### Task directions
The entries below should be output exactly as written.

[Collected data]
>> begin

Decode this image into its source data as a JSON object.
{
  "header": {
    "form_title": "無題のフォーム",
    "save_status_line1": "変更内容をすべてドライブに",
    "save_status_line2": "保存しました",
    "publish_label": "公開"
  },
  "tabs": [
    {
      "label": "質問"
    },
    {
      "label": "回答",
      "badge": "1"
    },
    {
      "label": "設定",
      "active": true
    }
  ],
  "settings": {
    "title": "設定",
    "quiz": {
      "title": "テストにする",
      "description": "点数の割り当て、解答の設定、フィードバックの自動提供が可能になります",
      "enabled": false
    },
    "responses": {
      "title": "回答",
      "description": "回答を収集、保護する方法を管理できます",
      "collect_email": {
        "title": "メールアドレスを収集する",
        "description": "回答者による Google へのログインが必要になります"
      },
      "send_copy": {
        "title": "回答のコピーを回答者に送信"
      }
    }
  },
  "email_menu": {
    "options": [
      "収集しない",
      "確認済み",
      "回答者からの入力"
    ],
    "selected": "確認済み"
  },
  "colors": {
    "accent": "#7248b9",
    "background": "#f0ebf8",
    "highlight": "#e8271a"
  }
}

>> end

### Finished exercise
Decode this image into its source data as a JSON object.
{
  "header": {
    "form_title": "無題のフォーム",
    "save_status_line1": "変更内容をすべてドライブに",
    "save_status_line2": "保存しました",
    "publish_label": "公開"
  },
  "tabs": [
    {
      "label": "質問"
    },
    {
      "label": "回答",
      "badge": "1"
    },
    {
      "label": "設定",
      "active": true
    }
  ],
  "settings": {
    "title": "設定",
    "quiz": {
      "title": "テストにする",
      "description": "点数の割り当て、解答の設定、フィードバックの自動提供が可能になります",
      "enabled": false
    },
    "responses": {
      "title": "回答",
      "description": "回答を収集、保護する方法を管理できます",
      "collect_email": {
        "title": "メールアドレスを収集する",
        "description": "回答者による Google へのログインが必要になります"
      },
      "send_copy": {
        "title": "回答のコピーを回答者に送信"
      }
    }
  },
  "email_menu": {
    "options": [
      "収集しない",
      "確認済み",
      "回答者からの入力"
    ],
    "selected": "確認済み"
  },
  "colors": {
    "accent": "#7248b9",
    "background": "#f0ebf8",
    "highlight": "#e8271a"
  }
}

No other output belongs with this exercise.